What needs to be done: Go through the entries and count the lines with the string "Gótico" in them. Give only that number.

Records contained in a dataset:
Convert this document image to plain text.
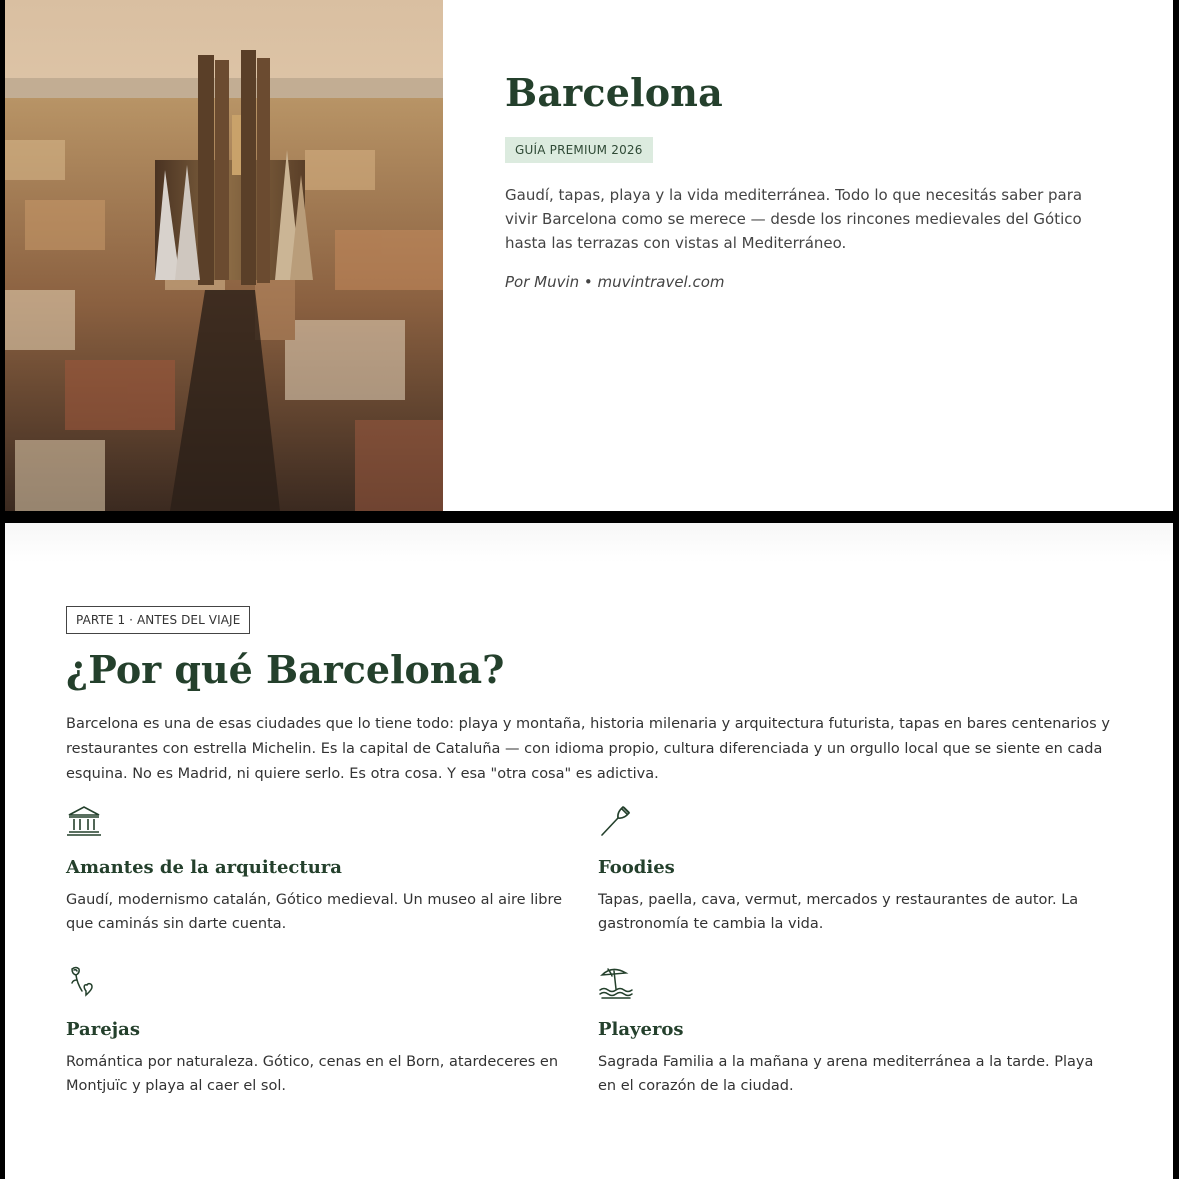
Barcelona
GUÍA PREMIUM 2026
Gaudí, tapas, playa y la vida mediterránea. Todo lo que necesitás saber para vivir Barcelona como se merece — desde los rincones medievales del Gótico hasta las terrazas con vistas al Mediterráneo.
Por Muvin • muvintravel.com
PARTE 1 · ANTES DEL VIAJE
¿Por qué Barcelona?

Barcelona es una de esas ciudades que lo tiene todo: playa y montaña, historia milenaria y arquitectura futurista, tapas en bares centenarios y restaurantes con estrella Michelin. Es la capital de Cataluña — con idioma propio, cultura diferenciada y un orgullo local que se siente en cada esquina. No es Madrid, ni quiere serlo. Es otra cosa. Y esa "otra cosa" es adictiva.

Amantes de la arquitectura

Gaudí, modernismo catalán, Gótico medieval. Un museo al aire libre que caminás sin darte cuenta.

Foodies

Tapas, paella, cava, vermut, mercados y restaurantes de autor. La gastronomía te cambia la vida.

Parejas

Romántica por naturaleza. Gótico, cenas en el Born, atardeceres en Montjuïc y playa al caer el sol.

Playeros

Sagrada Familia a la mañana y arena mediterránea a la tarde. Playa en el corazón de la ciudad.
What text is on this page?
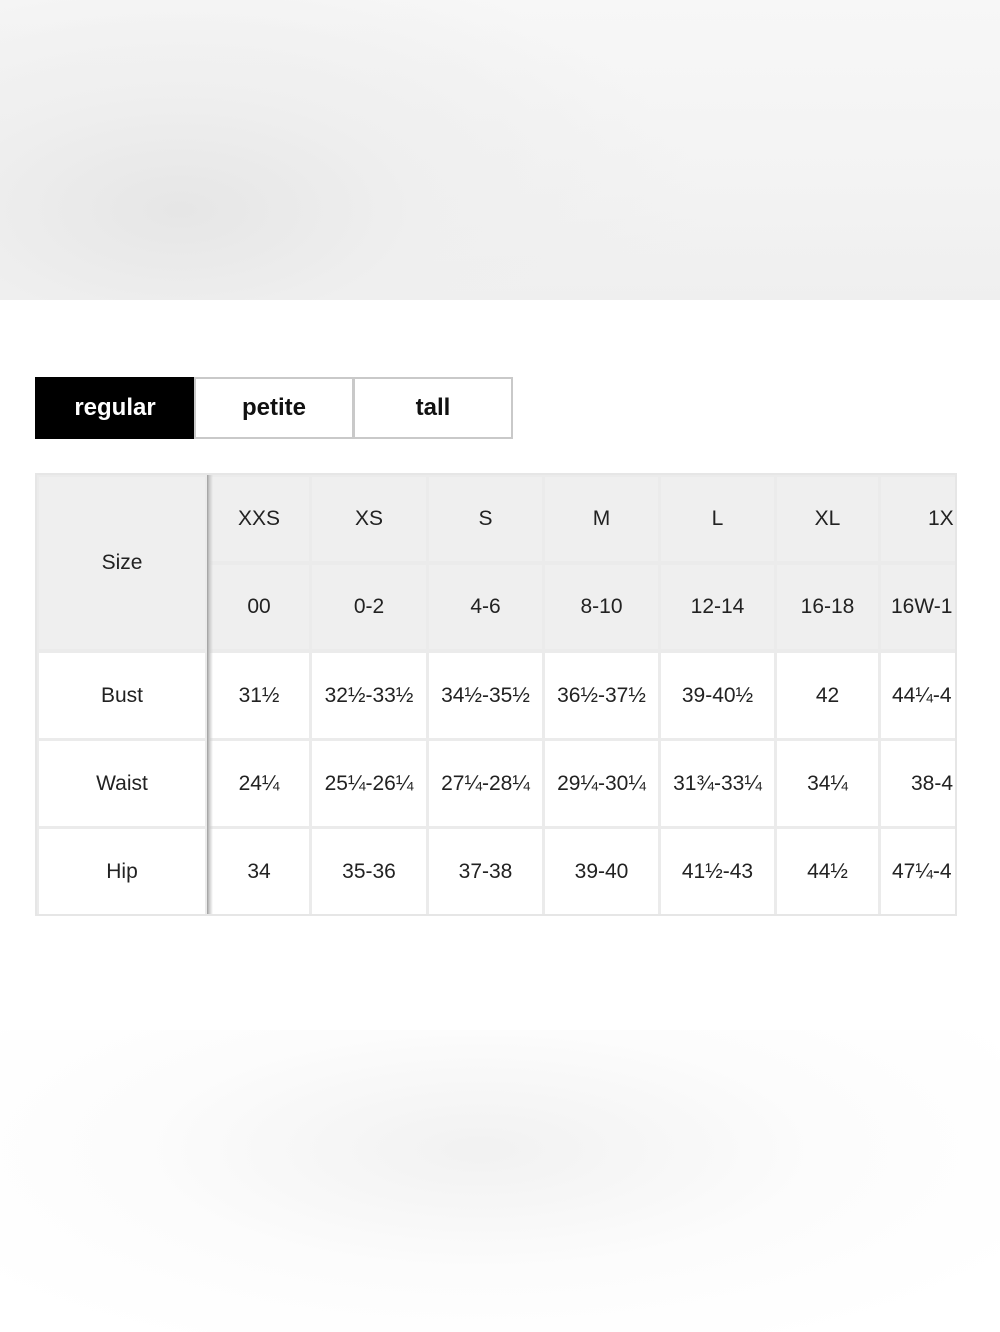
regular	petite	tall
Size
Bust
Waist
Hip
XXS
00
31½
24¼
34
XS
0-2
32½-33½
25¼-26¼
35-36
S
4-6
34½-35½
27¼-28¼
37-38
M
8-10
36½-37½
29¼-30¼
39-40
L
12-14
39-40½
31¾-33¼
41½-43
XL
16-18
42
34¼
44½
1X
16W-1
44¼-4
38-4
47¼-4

---

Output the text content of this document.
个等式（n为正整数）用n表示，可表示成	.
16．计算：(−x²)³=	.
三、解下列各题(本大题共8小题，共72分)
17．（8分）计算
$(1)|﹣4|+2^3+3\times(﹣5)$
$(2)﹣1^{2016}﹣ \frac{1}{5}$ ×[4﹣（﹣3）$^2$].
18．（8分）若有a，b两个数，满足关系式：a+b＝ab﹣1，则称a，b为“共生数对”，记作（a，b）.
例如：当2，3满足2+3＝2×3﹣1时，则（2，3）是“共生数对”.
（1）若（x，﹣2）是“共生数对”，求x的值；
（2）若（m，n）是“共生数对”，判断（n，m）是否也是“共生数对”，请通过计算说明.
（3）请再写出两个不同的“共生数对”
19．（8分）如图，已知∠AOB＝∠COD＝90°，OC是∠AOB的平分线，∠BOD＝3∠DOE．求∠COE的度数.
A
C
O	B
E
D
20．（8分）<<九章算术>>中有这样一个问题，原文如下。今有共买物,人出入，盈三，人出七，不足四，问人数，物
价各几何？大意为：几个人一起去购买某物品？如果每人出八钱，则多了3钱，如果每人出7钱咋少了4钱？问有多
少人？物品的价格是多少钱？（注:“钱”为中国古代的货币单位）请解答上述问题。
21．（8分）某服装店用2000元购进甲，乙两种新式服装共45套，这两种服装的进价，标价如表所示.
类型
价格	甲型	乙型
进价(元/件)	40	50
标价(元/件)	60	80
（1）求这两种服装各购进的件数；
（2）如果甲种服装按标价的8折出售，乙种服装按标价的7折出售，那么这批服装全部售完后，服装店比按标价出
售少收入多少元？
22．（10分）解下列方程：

Complete response: 3